Reproduce each line exactly.

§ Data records
****************

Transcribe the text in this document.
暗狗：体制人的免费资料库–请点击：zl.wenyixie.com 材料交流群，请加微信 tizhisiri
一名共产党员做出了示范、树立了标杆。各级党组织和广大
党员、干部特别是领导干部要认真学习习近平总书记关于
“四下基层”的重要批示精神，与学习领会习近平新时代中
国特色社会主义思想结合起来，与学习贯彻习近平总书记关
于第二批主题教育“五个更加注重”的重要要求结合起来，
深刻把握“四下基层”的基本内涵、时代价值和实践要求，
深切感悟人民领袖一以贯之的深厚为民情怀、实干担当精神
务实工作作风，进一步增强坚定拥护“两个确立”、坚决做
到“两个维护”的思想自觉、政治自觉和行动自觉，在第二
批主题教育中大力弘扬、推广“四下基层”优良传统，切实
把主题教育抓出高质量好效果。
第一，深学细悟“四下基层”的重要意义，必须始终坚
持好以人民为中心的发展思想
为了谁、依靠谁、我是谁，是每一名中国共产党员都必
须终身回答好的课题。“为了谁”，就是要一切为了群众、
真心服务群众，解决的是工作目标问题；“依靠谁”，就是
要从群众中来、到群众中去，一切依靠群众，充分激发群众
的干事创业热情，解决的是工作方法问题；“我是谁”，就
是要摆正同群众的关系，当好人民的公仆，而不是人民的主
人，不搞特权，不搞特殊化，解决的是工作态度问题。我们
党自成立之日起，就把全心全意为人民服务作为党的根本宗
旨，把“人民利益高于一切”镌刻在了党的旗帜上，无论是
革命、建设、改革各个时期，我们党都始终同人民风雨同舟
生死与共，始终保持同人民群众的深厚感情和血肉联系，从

****************

§ FINAL ANSWER
Transcribe the text in this document.
暗狗：体制人的免费资料库–请点击：zl.wenyixie.com 材料交流群，请加微信 tizhisiri
一名共产党员做出了示范、树立了标杆。各级党组织和广大
党员、干部特别是领导干部要认真学习习近平总书记关于
“四下基层”的重要批示精神，与学习领会习近平新时代中
国特色社会主义思想结合起来，与学习贯彻习近平总书记关
于第二批主题教育“五个更加注重”的重要要求结合起来，
深刻把握“四下基层”的基本内涵、时代价值和实践要求，
深切感悟人民领袖一以贯之的深厚为民情怀、实干担当精神
务实工作作风，进一步增强坚定拥护“两个确立”、坚决做
到“两个维护”的思想自觉、政治自觉和行动自觉，在第二
批主题教育中大力弘扬、推广“四下基层”优良传统，切实
把主题教育抓出高质量好效果。
第一，深学细悟“四下基层”的重要意义，必须始终坚
持好以人民为中心的发展思想
为了谁、依靠谁、我是谁，是每一名中国共产党员都必
须终身回答好的课题。“为了谁”，就是要一切为了群众、
真心服务群众，解决的是工作目标问题；“依靠谁”，就是
要从群众中来、到群众中去，一切依靠群众，充分激发群众
的干事创业热情，解决的是工作方法问题；“我是谁”，就
是要摆正同群众的关系，当好人民的公仆，而不是人民的主
人，不搞特权，不搞特殊化，解决的是工作态度问题。我们
党自成立之日起，就把全心全意为人民服务作为党的根本宗
旨，把“人民利益高于一切”镌刻在了党的旗帜上，无论是
革命、建设、改革各个时期，我们党都始终同人民风雨同舟
生死与共，始终保持同人民群众的深厚感情和血肉联系，从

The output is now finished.